◆ Given problem
Show every line that has the string "fstOut" in it.

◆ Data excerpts
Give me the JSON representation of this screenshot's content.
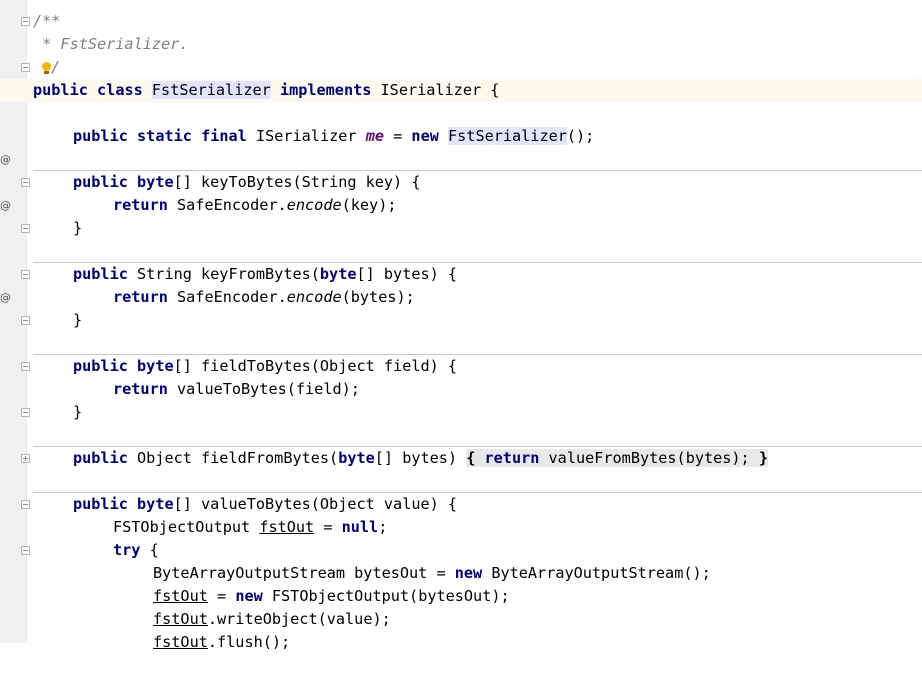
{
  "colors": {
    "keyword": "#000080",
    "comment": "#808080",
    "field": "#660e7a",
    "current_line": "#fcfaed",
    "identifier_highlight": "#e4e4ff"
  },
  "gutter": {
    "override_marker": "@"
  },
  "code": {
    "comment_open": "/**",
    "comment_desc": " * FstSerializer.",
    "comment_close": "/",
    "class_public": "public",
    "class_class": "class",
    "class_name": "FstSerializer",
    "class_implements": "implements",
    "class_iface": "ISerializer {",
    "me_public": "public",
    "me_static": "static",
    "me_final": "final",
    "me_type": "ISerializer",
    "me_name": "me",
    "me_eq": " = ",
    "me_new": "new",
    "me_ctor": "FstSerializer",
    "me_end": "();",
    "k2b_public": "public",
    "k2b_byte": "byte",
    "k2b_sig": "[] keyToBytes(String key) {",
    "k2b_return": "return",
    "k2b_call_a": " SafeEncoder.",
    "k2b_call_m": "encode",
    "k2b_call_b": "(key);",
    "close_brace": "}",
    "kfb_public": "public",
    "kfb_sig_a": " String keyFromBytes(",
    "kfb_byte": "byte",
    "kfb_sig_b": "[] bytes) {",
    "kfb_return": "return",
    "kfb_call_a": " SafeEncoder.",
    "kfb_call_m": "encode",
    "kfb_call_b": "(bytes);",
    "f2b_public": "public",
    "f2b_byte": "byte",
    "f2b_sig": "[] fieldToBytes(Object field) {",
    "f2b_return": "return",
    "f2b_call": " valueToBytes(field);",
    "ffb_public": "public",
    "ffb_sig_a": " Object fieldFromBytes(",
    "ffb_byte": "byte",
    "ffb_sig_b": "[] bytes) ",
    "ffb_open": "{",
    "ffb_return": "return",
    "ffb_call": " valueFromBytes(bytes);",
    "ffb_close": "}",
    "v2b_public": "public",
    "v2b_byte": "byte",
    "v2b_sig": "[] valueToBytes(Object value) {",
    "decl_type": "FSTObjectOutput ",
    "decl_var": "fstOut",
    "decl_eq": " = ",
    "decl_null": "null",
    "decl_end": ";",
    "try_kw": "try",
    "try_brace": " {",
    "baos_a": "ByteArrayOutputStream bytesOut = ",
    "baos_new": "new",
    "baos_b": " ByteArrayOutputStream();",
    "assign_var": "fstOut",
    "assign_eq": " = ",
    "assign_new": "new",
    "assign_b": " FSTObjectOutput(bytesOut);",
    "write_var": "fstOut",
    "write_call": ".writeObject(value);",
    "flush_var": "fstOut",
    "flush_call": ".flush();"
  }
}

* * *

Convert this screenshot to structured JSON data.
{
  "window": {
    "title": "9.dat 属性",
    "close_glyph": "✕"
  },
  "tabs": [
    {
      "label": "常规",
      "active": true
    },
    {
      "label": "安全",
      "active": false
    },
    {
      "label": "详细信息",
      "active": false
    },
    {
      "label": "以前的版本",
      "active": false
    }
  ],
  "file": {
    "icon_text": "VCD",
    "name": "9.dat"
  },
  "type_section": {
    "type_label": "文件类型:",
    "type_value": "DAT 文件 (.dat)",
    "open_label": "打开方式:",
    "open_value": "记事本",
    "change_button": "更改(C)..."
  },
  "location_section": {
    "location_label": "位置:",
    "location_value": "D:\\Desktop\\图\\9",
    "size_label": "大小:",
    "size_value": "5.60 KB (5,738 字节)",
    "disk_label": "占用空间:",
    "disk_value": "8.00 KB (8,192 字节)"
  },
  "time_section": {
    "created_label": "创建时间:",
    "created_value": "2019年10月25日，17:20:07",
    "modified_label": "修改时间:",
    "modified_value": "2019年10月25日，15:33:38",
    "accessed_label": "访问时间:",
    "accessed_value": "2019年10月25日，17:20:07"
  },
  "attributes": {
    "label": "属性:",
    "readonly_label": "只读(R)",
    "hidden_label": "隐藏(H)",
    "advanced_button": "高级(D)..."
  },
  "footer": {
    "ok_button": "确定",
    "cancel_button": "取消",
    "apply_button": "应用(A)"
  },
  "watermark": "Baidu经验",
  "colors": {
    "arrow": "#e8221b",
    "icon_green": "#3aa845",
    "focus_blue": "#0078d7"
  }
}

◆ Exercise output
    "decl_var": "fstOut",
    "assign_var": "fstOut",
    "write_var": "fstOut",
    "flush_var": "fstOut",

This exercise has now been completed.